§ **Written exercise**:
Check each line for the string "time" and give only the count of lines that have it.

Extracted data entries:
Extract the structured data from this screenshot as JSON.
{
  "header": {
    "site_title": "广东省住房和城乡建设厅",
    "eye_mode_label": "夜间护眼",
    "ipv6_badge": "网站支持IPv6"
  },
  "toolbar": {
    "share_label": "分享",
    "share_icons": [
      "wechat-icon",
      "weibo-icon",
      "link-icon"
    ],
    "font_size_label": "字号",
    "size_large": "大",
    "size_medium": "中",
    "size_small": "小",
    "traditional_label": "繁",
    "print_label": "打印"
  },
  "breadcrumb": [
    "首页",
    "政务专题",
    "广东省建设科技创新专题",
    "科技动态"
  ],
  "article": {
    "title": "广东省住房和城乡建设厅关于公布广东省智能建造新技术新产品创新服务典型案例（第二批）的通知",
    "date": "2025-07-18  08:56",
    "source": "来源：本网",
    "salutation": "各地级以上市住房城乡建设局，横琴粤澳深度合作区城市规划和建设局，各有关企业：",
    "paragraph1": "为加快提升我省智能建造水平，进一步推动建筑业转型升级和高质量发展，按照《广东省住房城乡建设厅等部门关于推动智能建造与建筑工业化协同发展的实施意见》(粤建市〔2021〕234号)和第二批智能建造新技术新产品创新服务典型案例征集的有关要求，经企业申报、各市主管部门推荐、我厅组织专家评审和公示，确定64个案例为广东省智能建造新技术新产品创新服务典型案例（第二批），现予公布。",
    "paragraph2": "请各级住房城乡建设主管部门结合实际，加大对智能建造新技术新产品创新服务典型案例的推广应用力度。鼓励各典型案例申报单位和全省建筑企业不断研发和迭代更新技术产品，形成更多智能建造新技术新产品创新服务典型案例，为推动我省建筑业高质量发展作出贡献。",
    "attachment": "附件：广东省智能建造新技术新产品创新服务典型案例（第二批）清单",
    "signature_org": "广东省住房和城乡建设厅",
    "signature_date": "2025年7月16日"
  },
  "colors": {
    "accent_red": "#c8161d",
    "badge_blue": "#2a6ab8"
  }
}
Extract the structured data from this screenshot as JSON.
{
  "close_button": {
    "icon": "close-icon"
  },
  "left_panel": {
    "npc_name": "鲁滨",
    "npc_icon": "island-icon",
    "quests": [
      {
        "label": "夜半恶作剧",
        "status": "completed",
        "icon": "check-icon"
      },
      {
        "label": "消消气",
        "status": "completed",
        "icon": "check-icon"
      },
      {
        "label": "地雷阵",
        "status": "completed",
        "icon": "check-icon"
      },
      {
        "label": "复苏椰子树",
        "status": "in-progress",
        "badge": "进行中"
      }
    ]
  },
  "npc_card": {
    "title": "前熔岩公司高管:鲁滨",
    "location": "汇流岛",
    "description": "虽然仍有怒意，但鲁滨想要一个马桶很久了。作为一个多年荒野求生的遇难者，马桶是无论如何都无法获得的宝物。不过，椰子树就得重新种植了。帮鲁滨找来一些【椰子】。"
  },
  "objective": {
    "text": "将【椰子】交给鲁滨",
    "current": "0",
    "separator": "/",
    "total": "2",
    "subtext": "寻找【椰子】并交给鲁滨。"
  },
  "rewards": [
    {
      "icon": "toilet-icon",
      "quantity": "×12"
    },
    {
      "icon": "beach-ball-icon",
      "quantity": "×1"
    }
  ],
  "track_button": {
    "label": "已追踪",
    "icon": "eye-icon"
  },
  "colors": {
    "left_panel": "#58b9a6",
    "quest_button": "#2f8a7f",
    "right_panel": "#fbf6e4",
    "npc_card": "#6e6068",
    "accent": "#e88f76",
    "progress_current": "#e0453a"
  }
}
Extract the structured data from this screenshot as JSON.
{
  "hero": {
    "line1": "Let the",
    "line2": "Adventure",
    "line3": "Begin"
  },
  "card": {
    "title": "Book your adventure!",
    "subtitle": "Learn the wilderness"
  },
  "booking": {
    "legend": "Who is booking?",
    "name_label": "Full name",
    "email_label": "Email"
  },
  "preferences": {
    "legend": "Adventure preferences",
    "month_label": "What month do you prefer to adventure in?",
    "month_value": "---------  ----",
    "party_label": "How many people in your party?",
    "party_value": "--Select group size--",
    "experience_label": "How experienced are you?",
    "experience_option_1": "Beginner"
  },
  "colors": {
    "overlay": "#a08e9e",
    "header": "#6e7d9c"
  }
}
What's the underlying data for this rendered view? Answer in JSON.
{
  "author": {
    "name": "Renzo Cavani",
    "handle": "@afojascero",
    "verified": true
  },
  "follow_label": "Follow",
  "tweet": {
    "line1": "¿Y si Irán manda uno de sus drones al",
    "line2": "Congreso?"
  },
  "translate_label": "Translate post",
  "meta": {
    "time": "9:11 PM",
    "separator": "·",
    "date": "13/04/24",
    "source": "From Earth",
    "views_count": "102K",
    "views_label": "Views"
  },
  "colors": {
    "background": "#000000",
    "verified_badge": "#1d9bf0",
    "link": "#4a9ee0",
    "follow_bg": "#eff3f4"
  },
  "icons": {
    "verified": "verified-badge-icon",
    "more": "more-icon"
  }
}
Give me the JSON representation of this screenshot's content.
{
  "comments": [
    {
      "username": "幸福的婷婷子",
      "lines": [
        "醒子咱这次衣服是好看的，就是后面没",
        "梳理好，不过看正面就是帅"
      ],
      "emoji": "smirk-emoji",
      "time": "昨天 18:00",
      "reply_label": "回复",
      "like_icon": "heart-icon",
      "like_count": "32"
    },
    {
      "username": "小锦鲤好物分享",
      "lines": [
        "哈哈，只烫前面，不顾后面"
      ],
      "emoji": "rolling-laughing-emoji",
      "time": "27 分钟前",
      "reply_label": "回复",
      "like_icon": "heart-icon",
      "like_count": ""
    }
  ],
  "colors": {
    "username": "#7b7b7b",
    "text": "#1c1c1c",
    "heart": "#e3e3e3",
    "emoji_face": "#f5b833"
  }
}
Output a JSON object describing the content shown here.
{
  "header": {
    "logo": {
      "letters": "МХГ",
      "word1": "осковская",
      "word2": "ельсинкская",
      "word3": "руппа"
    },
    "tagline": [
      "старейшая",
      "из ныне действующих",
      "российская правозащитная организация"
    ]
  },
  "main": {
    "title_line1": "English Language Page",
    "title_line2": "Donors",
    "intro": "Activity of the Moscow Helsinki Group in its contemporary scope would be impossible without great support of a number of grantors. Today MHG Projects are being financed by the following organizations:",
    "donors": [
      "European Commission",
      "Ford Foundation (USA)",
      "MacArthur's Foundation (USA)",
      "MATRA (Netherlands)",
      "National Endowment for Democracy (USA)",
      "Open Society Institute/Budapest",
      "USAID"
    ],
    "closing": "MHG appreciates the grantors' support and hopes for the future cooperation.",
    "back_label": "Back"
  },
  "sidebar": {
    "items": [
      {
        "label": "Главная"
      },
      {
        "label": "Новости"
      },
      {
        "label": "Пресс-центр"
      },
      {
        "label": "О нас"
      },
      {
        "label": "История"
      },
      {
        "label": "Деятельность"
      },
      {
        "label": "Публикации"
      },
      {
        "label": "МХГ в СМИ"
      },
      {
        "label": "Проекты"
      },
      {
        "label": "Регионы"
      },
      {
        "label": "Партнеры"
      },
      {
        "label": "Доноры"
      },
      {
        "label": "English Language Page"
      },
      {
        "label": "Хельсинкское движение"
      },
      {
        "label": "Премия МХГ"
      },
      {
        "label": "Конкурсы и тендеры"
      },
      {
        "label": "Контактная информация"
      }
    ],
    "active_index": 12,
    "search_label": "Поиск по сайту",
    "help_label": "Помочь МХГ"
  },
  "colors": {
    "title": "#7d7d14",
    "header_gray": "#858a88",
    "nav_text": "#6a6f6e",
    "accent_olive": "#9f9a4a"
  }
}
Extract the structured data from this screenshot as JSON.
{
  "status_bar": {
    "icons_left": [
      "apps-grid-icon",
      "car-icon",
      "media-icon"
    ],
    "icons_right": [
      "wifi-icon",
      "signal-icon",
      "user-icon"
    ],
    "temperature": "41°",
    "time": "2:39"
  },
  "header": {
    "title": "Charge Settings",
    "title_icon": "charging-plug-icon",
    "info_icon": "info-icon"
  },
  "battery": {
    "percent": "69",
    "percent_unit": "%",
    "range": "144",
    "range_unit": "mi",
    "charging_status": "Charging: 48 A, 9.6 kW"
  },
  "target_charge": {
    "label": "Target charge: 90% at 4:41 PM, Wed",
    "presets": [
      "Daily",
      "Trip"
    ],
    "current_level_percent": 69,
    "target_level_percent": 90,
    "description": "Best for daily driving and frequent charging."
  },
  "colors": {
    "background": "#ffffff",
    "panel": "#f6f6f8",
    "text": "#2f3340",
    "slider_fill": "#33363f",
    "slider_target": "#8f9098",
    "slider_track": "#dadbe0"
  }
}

§ **In response**:
4